__Exercise prompt__: Lines containing the word "adjusted" are the ones to copy from the records below.

__Data for this exercise__:
• • • • • • •

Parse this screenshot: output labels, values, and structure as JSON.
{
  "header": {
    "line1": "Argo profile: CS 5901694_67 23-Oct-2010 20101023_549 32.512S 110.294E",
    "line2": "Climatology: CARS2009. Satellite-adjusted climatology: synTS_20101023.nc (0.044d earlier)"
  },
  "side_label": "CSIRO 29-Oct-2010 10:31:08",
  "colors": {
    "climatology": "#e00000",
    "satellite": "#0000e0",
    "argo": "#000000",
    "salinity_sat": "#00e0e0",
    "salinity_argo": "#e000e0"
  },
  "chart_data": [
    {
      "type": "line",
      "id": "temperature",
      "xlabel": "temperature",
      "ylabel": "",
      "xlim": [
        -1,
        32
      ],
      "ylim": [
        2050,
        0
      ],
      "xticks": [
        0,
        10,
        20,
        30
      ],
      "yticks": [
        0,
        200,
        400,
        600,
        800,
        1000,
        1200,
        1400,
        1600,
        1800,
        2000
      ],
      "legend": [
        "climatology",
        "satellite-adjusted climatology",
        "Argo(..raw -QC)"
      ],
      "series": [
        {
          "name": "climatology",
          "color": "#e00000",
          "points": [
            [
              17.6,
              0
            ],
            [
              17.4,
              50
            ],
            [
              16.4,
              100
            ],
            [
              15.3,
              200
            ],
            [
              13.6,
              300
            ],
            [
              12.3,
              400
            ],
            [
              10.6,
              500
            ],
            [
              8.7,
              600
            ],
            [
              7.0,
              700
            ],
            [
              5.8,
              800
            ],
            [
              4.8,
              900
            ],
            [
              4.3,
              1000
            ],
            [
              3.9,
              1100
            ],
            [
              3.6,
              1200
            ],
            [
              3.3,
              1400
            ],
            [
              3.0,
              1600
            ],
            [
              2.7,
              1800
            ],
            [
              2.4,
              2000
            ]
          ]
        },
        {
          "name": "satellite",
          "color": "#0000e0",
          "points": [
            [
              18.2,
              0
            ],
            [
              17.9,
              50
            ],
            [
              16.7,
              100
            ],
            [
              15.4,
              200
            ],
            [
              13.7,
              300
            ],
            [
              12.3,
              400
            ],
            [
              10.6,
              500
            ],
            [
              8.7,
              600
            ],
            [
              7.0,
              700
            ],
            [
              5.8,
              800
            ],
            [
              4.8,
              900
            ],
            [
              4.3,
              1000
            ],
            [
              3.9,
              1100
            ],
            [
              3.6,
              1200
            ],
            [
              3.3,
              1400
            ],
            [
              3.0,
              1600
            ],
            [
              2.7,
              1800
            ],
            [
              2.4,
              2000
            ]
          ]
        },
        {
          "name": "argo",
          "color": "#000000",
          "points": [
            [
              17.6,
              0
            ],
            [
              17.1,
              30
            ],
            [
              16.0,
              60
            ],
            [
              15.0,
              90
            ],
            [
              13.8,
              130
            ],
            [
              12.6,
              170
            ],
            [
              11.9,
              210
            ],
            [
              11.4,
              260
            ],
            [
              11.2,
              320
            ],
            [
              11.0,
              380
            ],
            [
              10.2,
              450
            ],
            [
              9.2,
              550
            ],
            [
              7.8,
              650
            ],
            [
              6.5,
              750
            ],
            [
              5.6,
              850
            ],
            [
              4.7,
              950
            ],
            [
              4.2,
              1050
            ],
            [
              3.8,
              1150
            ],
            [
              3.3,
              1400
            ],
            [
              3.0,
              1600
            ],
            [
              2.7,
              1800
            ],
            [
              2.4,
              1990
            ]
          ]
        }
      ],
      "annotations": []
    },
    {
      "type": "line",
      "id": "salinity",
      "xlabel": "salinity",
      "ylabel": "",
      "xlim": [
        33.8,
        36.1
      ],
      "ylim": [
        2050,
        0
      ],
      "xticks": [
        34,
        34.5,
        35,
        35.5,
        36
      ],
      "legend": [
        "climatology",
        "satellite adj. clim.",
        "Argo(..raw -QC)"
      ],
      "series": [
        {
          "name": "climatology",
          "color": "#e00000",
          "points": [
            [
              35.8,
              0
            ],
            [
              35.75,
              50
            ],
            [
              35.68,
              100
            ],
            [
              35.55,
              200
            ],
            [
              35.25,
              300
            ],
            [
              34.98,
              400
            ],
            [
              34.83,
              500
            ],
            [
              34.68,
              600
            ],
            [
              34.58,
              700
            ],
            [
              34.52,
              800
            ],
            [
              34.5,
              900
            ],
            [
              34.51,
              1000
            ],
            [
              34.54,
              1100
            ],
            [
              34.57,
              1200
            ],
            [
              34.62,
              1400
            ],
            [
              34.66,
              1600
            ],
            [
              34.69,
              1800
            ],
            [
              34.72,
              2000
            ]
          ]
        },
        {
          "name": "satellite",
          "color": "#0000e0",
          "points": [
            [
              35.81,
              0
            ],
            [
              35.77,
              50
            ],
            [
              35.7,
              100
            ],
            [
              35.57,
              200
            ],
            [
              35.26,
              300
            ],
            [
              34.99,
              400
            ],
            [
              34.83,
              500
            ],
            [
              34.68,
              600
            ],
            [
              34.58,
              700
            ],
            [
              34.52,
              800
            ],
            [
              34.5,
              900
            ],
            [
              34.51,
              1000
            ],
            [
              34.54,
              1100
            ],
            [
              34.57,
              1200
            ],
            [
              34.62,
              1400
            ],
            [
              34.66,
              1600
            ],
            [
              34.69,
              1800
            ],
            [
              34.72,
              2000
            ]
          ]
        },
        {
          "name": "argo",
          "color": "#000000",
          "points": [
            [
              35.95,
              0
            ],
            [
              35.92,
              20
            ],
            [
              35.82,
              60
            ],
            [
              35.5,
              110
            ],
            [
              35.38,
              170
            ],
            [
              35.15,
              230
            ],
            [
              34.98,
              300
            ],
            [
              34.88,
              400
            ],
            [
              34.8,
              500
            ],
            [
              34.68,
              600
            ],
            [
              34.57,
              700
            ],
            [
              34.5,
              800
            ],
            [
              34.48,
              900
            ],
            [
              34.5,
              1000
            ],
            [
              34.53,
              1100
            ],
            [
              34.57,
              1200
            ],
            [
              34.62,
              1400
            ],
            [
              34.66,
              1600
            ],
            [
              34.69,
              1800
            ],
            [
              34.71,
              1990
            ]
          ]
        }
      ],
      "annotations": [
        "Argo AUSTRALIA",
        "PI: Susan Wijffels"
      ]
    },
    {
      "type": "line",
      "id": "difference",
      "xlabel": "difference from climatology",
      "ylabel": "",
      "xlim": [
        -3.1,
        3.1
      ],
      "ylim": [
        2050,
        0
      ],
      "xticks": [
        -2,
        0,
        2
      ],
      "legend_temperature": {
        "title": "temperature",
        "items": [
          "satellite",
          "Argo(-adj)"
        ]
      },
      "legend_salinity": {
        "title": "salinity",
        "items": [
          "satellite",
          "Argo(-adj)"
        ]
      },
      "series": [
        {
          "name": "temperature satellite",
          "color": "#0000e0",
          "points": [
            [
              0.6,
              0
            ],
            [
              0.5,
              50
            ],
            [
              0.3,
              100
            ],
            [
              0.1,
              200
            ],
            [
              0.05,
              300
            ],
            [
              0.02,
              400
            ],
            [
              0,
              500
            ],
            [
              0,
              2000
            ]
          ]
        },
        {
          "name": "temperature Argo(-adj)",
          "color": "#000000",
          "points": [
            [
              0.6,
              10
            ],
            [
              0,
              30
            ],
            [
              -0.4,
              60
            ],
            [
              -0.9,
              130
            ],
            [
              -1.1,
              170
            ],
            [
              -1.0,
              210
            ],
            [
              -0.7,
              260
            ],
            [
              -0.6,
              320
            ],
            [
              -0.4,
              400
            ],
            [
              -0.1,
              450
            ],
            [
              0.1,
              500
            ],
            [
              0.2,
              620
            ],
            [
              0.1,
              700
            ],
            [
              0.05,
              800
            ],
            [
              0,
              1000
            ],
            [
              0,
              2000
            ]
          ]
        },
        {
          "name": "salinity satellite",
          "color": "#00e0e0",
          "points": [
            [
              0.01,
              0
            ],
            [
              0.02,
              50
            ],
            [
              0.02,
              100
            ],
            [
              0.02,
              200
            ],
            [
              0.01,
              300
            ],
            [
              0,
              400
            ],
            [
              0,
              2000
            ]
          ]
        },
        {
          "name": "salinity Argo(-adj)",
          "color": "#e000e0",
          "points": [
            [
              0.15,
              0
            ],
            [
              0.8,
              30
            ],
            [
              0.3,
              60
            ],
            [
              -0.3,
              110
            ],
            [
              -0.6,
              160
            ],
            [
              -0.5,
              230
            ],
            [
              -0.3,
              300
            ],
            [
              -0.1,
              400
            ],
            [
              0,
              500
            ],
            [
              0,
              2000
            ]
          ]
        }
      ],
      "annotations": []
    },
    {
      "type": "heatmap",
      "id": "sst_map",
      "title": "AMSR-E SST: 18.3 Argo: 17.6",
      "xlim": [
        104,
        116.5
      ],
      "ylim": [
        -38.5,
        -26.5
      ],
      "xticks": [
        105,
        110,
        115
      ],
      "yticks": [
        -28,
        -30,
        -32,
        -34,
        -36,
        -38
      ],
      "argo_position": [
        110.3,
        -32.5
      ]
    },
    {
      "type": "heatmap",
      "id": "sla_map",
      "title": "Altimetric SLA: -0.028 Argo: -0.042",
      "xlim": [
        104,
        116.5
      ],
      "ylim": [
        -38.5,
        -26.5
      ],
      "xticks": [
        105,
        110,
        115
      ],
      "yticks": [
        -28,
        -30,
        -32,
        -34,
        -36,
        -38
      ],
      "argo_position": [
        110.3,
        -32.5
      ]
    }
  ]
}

• • • • • • •

__Expected answer__:
    "line2": "Climatology: CARS2009. Satellite-adjusted climatology: synTS_20101023.nc (0.044d earlier)"
        "satellite-adjusted climatology",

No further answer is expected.